(Data records)
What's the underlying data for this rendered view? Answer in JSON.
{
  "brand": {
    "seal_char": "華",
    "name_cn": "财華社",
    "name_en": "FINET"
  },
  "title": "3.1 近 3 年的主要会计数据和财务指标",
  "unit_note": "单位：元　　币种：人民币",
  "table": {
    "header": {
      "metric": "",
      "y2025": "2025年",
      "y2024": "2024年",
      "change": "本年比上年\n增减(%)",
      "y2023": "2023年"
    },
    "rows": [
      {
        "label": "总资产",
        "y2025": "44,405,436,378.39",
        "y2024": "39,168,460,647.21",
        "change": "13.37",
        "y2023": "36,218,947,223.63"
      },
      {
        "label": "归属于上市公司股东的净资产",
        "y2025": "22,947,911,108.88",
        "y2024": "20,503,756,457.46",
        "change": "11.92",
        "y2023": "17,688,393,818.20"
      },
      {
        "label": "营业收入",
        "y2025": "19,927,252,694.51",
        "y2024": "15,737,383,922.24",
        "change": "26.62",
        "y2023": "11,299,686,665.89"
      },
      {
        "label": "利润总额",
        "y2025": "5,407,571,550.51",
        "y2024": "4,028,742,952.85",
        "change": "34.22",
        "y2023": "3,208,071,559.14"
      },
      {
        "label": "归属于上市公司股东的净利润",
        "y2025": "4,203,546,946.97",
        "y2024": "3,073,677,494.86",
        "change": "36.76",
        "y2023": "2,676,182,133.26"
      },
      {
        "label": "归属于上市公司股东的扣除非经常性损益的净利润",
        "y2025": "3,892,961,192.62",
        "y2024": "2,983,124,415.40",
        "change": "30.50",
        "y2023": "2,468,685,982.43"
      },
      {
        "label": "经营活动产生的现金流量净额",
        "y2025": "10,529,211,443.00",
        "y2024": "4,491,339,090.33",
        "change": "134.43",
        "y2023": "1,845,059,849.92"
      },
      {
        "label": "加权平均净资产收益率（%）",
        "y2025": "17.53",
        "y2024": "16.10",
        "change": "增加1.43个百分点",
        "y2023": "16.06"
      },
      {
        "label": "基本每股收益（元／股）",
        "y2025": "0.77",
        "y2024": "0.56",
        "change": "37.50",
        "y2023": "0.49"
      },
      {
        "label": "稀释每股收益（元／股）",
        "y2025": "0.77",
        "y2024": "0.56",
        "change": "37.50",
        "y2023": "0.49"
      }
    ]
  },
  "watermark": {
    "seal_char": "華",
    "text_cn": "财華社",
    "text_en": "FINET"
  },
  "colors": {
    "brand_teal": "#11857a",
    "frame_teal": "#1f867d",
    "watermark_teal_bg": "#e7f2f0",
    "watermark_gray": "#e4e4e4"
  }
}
* * *
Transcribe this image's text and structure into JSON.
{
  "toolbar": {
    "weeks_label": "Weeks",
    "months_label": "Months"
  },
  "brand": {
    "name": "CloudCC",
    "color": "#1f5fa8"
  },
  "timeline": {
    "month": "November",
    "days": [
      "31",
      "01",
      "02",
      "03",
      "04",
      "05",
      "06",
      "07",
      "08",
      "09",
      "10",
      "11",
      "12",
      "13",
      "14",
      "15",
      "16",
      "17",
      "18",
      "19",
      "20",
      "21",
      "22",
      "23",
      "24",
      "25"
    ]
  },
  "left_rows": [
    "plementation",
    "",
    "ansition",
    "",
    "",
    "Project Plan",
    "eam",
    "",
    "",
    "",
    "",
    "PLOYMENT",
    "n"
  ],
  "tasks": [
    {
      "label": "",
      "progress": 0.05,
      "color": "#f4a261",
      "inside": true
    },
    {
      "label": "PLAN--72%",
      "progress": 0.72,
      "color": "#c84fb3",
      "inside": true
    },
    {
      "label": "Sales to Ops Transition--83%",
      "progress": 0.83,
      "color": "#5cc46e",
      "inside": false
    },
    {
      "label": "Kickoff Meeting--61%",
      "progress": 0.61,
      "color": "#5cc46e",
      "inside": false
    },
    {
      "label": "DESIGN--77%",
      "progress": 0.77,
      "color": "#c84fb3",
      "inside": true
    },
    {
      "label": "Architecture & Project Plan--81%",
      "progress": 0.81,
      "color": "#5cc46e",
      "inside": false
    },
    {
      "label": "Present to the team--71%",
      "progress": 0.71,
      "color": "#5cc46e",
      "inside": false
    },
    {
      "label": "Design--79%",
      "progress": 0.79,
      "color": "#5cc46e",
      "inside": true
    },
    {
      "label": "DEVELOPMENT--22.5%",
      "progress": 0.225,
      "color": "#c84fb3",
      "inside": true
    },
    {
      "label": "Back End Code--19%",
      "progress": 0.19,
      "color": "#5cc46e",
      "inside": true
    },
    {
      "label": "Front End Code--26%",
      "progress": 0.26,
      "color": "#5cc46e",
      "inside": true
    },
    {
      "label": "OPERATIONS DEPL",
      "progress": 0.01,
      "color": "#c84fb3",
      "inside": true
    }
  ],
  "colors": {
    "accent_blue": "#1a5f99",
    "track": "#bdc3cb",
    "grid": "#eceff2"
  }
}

The exercise | Only lines holding the string "JSON" are wanted; gather each one from the entries above.

Expected answer |
What's the underlying data for this rendered view? Answer in JSON.
Transcribe this image's text and structure into JSON.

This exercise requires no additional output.